However, a scientist in Ohio recently claimed to have discovered concrete, photographic proof of Mars bugs, suggesting that the red planet is not only hosting life but is positively crawling with it.
After millennia of stargazing, speculating and theorizing about the possibility of extraterrestrial life, the existence of a photograph of alien bugs – within our very own solar, system, no less – may seem too good to be true. Unfortunately, most scientists agree, and the ‘insects on Mars’ theory has been widely ridiculed by both the scientific community and the general public.
But where did the idea of insects on Mars come from in the first place, and is there any chance that it could be anything more than just wishful thinking?
Who is the ‘Mars bugs’ scientist, and what did he find?
The man who claims to have photographed life on Mars is Professor William Romoser, an entomologist (bug expert) at Ohio University. Romoser has spent years studying publicly available photographs taken by Mars rovers and, in the process, believes he has spotted a number of insect-like critters hiding among the rocks.

Required work
**a)** Answer from the text on insects on Mars:
(i) What is William Romoser's field of study?
(ii) According to the text, who has ridiculed the "insects on Mars" theory?
(iii) What images did Romoser examine to find the insect-like forms?
**b)** Write a continuation of the text on insects on Mars, starting after its final sentence.
The material that comes next has no connection to the text on insects on Mars.

Entries provided
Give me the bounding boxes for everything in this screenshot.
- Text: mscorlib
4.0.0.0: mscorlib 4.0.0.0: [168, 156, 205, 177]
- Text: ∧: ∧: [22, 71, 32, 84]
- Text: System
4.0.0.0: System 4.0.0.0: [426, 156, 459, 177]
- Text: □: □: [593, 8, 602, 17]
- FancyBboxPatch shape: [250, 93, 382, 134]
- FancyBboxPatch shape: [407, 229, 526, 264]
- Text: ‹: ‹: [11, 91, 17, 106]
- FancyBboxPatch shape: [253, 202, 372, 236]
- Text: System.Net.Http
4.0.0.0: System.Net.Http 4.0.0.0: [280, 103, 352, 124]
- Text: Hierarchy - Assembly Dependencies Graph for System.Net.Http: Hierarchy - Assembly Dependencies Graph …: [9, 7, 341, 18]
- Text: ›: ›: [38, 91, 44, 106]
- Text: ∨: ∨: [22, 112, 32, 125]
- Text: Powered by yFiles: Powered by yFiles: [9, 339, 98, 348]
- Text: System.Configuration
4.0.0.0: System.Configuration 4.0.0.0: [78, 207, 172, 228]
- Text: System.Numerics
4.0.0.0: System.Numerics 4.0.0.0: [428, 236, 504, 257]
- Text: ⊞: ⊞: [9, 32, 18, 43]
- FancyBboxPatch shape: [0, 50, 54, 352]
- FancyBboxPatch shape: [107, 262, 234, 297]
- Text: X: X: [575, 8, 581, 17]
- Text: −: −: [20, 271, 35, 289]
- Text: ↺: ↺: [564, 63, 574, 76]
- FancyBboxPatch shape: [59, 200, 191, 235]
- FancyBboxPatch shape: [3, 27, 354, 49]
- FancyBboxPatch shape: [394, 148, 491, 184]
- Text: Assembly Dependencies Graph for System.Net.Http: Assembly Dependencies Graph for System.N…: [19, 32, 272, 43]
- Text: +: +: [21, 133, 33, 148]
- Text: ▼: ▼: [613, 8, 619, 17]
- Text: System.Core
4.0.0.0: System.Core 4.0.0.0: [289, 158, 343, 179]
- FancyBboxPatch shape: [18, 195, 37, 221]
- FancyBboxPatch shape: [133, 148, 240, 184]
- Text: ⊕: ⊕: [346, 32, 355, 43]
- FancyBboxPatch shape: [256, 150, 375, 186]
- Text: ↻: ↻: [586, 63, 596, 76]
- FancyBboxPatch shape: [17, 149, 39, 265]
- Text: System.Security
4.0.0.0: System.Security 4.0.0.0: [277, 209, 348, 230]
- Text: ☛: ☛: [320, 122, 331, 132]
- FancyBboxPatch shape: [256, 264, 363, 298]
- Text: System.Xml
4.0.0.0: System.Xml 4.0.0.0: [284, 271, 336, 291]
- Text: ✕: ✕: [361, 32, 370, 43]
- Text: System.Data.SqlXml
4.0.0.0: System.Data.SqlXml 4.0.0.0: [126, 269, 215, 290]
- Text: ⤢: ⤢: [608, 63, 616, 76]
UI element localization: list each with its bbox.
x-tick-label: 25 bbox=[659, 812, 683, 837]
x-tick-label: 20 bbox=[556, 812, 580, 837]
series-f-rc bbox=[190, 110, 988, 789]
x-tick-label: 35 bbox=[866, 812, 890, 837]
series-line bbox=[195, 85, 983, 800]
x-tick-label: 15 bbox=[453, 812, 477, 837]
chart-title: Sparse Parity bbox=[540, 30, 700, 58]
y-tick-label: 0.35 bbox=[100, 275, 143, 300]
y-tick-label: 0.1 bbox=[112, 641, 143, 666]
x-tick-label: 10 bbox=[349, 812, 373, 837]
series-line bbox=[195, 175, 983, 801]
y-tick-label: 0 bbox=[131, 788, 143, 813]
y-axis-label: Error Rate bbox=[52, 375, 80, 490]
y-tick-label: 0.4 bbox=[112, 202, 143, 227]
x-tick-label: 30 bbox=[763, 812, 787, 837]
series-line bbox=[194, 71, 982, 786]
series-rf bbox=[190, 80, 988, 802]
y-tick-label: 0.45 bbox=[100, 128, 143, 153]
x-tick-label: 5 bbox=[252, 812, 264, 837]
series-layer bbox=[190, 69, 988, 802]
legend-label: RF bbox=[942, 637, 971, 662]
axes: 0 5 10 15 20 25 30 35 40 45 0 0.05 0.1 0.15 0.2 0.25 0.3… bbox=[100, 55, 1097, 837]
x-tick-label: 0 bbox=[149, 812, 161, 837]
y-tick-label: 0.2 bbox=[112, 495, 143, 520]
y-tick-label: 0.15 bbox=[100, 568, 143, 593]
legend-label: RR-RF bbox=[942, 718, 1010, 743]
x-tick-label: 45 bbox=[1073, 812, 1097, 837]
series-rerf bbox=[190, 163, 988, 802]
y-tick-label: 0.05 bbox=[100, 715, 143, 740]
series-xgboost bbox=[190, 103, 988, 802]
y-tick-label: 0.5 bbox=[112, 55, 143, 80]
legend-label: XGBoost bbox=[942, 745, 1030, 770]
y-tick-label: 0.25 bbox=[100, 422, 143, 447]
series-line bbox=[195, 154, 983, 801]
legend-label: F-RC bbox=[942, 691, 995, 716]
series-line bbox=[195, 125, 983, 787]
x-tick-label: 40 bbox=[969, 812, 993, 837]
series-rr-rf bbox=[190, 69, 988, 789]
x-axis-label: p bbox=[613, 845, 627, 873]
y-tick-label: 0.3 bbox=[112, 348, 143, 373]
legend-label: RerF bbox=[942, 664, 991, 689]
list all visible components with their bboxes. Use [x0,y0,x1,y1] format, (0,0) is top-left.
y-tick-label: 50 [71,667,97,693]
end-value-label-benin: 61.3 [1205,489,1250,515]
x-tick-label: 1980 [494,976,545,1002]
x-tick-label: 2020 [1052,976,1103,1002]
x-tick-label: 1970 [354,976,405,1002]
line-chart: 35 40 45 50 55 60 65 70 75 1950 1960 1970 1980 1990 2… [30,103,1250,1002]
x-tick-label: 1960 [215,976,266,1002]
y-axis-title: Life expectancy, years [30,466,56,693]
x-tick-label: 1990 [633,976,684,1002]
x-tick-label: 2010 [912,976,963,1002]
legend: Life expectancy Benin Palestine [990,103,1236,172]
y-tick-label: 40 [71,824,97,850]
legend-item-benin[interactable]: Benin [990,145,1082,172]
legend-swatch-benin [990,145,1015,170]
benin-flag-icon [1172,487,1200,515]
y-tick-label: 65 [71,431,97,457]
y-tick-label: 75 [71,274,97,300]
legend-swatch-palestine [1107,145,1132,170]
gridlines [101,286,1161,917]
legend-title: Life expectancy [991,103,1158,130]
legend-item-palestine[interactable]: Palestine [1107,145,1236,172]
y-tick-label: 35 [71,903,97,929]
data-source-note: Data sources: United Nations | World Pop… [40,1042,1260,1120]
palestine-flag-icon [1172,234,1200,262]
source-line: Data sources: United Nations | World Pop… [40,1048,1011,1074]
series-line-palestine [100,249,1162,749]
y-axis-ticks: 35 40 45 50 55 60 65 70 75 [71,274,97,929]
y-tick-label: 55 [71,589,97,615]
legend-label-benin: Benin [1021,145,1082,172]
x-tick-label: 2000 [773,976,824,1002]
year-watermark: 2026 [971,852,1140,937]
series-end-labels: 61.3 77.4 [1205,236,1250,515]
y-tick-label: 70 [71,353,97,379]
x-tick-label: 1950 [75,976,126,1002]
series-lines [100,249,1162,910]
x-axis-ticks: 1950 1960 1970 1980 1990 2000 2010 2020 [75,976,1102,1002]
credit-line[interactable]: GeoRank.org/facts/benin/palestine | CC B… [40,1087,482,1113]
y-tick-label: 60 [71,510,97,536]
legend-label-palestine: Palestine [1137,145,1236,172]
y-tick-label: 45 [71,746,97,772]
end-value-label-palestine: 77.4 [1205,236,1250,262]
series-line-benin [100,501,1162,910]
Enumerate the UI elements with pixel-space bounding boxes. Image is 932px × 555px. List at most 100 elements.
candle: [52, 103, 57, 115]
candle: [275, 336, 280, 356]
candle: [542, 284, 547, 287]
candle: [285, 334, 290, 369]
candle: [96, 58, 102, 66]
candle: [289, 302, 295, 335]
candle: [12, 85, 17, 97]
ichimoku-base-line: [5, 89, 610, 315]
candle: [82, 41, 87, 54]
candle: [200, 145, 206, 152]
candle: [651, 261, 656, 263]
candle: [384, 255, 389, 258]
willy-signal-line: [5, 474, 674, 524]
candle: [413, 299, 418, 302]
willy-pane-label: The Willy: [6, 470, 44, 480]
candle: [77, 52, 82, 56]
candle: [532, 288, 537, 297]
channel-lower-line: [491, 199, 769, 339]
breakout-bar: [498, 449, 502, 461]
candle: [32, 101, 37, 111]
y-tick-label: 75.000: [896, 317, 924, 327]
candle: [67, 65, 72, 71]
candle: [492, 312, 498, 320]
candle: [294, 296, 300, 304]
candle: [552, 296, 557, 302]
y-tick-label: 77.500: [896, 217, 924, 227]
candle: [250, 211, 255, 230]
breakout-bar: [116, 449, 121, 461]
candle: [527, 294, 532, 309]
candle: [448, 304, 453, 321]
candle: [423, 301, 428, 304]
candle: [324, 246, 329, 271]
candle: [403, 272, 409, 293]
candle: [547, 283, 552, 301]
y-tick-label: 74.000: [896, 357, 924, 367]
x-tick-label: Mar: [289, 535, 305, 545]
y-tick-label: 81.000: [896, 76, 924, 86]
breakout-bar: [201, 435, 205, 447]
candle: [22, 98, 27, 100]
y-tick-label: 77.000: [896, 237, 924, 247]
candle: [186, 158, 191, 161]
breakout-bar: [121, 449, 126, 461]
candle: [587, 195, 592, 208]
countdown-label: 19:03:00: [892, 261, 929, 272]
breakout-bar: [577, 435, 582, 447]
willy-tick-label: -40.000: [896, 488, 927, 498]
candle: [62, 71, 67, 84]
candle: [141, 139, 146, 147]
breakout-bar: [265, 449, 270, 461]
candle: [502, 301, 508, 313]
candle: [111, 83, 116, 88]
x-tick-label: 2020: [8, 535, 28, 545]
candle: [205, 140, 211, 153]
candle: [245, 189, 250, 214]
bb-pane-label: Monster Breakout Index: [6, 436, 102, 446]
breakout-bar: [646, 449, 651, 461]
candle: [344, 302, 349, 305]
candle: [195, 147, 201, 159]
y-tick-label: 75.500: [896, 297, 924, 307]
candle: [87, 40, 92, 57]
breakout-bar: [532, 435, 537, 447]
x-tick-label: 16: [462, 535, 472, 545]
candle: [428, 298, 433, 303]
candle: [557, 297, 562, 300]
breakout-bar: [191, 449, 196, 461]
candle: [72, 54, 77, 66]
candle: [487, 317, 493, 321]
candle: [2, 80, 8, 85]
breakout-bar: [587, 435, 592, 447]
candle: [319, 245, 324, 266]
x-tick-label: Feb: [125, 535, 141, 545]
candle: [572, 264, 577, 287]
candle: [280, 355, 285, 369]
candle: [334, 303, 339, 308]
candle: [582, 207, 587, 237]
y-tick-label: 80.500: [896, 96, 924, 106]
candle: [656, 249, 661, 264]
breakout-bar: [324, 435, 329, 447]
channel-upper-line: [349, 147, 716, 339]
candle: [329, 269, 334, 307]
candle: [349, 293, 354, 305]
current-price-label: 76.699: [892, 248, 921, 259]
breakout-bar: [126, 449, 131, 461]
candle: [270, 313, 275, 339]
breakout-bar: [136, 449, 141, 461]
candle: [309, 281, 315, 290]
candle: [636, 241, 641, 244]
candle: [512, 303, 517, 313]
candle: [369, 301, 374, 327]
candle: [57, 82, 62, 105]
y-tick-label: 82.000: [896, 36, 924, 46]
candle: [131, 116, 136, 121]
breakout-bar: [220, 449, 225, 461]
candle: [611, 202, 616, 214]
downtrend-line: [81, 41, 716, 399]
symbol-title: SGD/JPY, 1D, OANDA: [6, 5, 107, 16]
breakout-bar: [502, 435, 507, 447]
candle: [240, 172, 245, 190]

Response list
**a)**
(i) Entomology; he is an entomologist at Ohio University.
(ii) Both the scientific community and the general public.
(iii) Publicly available photographs taken by Mars rovers.

**b)**
His findings were presented at the Entomological Society of America annual meeting in St. Louis 2019, in a poster detailing the alleged appearance of specialized insect structures in the photos. These structures (including antennae, legs, and segmented body parts) indicate (according to Romoser) ‘fossilized and living creatures’ on the surface of Mars.
It already seems a little farfetched, but when Romoser goes on to talk about the ‘reptile-like’ creatures he can also see in the pictures you start to wonder if the whole thing is a bizarre hoax.
The thing is, the subjects in the photos look a hell of a lot like plain old rocks, as most people who have seen them agree. Romoser’s argument is that you need to study the photos carefully to see the supposed space creatures, but Ohio University has since removed the press release detailing Romoser’s findings.
A possible explanation…
Prof. Romoser is clearly a highly intelligent and accomplished individual, yet his claim to see Mars bees in among the rocks is (to anyone who has actually seen the images) baffling. His additional assertion that he can also see space snakes tips things into the realm of a Rick and Mort-esque fantasy, so what’s the deal – does he really believe what he says, or is he simply winding everyone up?
One possible explanation is that Romoser is experiencing a phenomenon known as pareidolia, which describes the tendency to incorrectly perceive one object as another.
In other words, Romoser (who has spent 45 years studying bugs) really is seeing insects when he looks at the photos when, in fact, they don’t appear to show anything more than vaguely bug-shaped rocks.
Is there any life at all on Mars?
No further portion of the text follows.